>>>>>

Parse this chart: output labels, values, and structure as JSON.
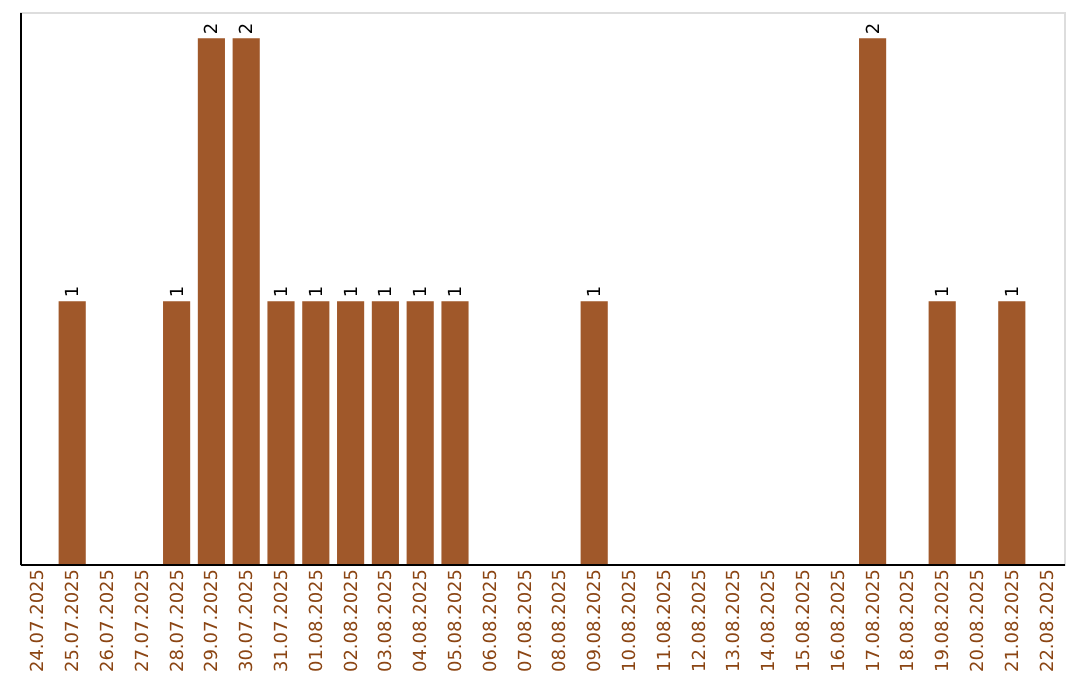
{
  "chart_data": {
    "type": "bar",
    "categories": [
      "24.07.2025",
      "25.07.2025",
      "26.07.2025",
      "27.07.2025",
      "28.07.2025",
      "29.07.2025",
      "30.07.2025",
      "31.07.2025",
      "01.08.2025",
      "02.08.2025",
      "03.08.2025",
      "04.08.2025",
      "05.08.2025",
      "06.08.2025",
      "07.08.2025",
      "08.08.2025",
      "09.08.2025",
      "10.08.2025",
      "11.08.2025",
      "12.08.2025",
      "13.08.2025",
      "14.08.2025",
      "15.08.2025",
      "16.08.2025",
      "17.08.2025",
      "18.08.2025",
      "19.08.2025",
      "20.08.2025",
      "21.08.2025",
      "22.08.2025"
    ],
    "values": [
      0,
      1,
      0,
      0,
      1,
      2,
      2,
      1,
      1,
      1,
      1,
      1,
      1,
      0,
      0,
      0,
      1,
      0,
      0,
      0,
      0,
      0,
      0,
      0,
      2,
      0,
      1,
      0,
      1,
      0
    ],
    "color": "#a0582a",
    "ylim": [
      0,
      2.1
    ],
    "tick_labels": "x",
    "value_labels": [
      null,
      "1",
      null,
      null,
      "1",
      "2",
      "2",
      "1",
      "1",
      "1",
      "1",
      "1",
      "1",
      null,
      null,
      null,
      "1",
      null,
      null,
      null,
      null,
      null,
      null,
      null,
      "2",
      null,
      "1",
      null,
      "1",
      null
    ],
    "grid": false
  }
}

<<<<<

## Written task
Nothing in the entries above should change when they are printed again, except that the pictures are dropped.

## Task solution
Parse this chart: output labels, values, and structure as JSON.
{
  "chart_data": {
    "type": "bar",
    "categories": [
      "24.07.2025",
      "25.07.2025",
      "26.07.2025",
      "27.07.2025",
      "28.07.2025",
      "29.07.2025",
      "30.07.2025",
      "31.07.2025",
      "01.08.2025",
      "02.08.2025",
      "03.08.2025",
      "04.08.2025",
      "05.08.2025",
      "06.08.2025",
      "07.08.2025",
      "08.08.2025",
      "09.08.2025",
      "10.08.2025",
      "11.08.2025",
      "12.08.2025",
      "13.08.2025",
      "14.08.2025",
      "15.08.2025",
      "16.08.2025",
      "17.08.2025",
      "18.08.2025",
      "19.08.2025",
      "20.08.2025",
      "21.08.2025",
      "22.08.2025"
    ],
    "values": [
      0,
      1,
      0,
      0,
      1,
      2,
      2,
      1,
      1,
      1,
      1,
      1,
      1,
      0,
      0,
      0,
      1,
      0,
      0,
      0,
      0,
      0,
      0,
      0,
      2,
      0,
      1,
      0,
      1,
      0
    ],
    "color": "#a0582a",
    "ylim": [
      0,
      2.1
    ],
    "tick_labels": "x",
    "value_labels": [
      null,
      "1",
      null,
      null,
      "1",
      "2",
      "2",
      "1",
      "1",
      "1",
      "1",
      "1",
      "1",
      null,
      null,
      null,
      "1",
      null,
      null,
      null,
      null,
      null,
      null,
      null,
      "2",
      null,
      "1",
      null,
      "1",
      null
    ],
    "grid": false
  }
}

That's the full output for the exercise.